WRITTEN REQUEST 1
In the patch, which instructions replace LDAXR/STLXR in bionic_atomic_cmpxchg()?

PAGE
▼
AArch64: Use LDXR/STXR instead of LDAXR/STLXR for bionic_atomic_cmpxchg()

The bionic_atomic_cmpxchg() API states that the cmpxchg() will be done without
explicit memory barriers. LDAXR/STLXR semantics involve half barriers for
load/store.

This patch optimises cmpxchg() by using LDXR/STXR and avoiding unnecessary half
bariers. It also fixes the clobber list for all the bionic_atomic_*() functions.

Change-Id: Iae9468965785cfeeec791d52f1e8cbc524adb682
Signed-off-by: Serban Constantinescu <serban.constantinescu@arm.com>
diff --git a/libc/private/bionic_atomic_aarch64.h b/libc/private/bionic_atomic_aarch64.h
index c5a9e2e..6ed1700 100644
--- a/libc/private/bionic_atomic_aarch64.h
+++ b/libc/private/bionic_atomic_aarch64.h
@@ -29,15 +29,15 @@
   int32_t tmp, oldval;
   __asm__ __volatile__ (
       "// atomic_cmpxchg\n"
-      "1:  ldaxr %w1, [%3]\n"
+      "1:  ldxr %w1, [%3]\n"
       "    cmp %w1, %w4\n"
       "    b.ne 2f\n"
-      "    stlxr %w0, %w5, [%3]\n"
+      "    stxr %w0, %w5, [%3]\n"
▲
WRITTEN REQUEST 2
Rewrite the records from their first line through the line containing "user-secret-icon xyxy=(131,46,142,55)", inclusive, changing "Add To Cart" to "Buy Now" and leaving everything else unchanged.

DATA FOR THIS EXERCISE
▼
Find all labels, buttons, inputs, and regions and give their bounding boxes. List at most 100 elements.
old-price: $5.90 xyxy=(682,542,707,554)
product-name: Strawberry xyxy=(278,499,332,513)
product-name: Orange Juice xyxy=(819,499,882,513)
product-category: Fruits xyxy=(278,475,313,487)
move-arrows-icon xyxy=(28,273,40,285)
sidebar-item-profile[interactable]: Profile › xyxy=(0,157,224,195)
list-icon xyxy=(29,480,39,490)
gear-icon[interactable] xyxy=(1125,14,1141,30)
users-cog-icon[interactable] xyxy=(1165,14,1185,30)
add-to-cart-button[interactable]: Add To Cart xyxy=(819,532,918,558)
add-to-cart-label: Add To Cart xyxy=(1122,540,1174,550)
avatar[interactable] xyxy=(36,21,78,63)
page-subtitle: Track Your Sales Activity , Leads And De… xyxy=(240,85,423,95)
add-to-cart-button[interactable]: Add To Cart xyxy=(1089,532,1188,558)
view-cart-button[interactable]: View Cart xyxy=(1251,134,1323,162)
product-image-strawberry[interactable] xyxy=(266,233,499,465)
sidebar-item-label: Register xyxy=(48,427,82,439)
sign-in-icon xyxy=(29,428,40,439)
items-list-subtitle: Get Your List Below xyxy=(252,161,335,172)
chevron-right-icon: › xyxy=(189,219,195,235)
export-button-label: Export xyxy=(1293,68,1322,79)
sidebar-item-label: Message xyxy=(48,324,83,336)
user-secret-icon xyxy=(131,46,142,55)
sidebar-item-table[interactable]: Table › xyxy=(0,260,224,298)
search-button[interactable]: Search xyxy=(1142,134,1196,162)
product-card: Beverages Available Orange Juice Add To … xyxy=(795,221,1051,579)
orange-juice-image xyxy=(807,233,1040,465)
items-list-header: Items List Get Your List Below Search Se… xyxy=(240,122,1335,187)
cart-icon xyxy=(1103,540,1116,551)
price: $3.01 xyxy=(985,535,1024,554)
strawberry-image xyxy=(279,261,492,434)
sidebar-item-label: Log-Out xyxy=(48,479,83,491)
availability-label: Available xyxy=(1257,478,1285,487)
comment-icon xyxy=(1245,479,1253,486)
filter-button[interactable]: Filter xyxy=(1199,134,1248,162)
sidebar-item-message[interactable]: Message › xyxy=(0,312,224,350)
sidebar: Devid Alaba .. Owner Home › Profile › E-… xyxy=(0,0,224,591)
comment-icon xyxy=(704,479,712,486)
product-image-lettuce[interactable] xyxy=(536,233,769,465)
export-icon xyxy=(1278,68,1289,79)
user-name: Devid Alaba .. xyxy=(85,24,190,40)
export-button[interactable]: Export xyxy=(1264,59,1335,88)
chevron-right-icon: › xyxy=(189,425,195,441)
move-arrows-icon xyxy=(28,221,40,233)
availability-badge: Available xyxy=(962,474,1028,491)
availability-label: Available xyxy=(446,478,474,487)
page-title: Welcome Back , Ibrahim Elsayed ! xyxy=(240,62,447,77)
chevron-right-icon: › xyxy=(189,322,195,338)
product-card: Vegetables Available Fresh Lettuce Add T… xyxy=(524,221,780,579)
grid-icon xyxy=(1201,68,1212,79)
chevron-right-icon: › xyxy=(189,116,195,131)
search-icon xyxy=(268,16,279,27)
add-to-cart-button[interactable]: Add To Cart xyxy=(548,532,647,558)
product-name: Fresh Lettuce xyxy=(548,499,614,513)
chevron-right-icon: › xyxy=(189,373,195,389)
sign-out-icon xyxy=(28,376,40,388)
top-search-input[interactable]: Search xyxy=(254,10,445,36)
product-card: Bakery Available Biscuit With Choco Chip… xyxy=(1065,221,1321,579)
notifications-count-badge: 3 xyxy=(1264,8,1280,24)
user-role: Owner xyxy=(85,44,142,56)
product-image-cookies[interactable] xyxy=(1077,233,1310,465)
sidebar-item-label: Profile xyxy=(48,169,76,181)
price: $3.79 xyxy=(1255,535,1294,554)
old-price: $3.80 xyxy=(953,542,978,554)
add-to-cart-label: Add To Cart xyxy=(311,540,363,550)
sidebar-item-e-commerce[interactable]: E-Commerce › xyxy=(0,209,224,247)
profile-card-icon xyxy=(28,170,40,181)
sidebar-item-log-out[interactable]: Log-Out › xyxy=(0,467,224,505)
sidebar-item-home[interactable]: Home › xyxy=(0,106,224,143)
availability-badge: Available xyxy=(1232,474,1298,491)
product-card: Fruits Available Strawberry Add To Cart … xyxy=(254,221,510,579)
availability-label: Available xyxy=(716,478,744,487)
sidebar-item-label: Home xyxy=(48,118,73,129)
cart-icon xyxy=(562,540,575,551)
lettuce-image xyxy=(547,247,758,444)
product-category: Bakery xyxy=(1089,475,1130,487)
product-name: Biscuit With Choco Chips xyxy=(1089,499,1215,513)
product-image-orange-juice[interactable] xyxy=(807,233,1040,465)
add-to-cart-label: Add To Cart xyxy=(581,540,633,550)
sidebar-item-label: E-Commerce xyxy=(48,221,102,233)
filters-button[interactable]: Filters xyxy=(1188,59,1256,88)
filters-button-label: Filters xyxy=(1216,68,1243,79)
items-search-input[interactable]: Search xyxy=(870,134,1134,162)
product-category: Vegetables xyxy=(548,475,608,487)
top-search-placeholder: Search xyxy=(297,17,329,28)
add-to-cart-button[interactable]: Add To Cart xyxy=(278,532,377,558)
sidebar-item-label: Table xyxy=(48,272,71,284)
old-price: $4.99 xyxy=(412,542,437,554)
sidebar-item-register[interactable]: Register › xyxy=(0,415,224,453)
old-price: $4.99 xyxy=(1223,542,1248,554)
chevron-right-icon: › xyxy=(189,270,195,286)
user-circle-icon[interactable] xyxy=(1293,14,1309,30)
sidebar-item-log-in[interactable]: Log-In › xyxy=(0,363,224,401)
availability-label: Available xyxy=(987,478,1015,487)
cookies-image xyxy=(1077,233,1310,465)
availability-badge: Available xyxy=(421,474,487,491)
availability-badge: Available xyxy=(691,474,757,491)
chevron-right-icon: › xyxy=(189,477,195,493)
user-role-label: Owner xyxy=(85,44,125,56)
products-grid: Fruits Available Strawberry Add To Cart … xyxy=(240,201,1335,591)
▲
COMPLETE ANSWER 1
LDXR/STXR

COMPLETE ANSWER 2
Find all labels, buttons, inputs, and regions and give their bounding boxes. List at most 100 elements.
old-price: $5.90 xyxy=(682,542,707,554)
product-name: Strawberry xyxy=(278,499,332,513)
product-name: Orange Juice xyxy=(819,499,882,513)
product-category: Fruits xyxy=(278,475,313,487)
move-arrows-icon xyxy=(28,273,40,285)
sidebar-item-profile[interactable]: Profile › xyxy=(0,157,224,195)
list-icon xyxy=(29,480,39,490)
gear-icon[interactable] xyxy=(1125,14,1141,30)
users-cog-icon[interactable] xyxy=(1165,14,1185,30)
add-to-cart-button[interactable]: Buy Now xyxy=(819,532,918,558)
add-to-cart-label: Buy Now xyxy=(1122,540,1174,550)
avatar[interactable] xyxy=(36,21,78,63)
page-subtitle: Track Your Sales Activity , Leads And De… xyxy=(240,85,423,95)
add-to-cart-button[interactable]: Buy Now xyxy=(1089,532,1188,558)
view-cart-button[interactable]: View Cart xyxy=(1251,134,1323,162)
product-image-strawberry[interactable] xyxy=(266,233,499,465)
sidebar-item-label: Register xyxy=(48,427,82,439)
sign-in-icon xyxy=(29,428,40,439)
items-list-subtitle: Get Your List Below xyxy=(252,161,335,172)
chevron-right-icon: › xyxy=(189,219,195,235)
export-button-label: Export xyxy=(1293,68,1322,79)
sidebar-item-label: Message xyxy=(48,324,83,336)
user-secret-icon xyxy=(131,46,142,55)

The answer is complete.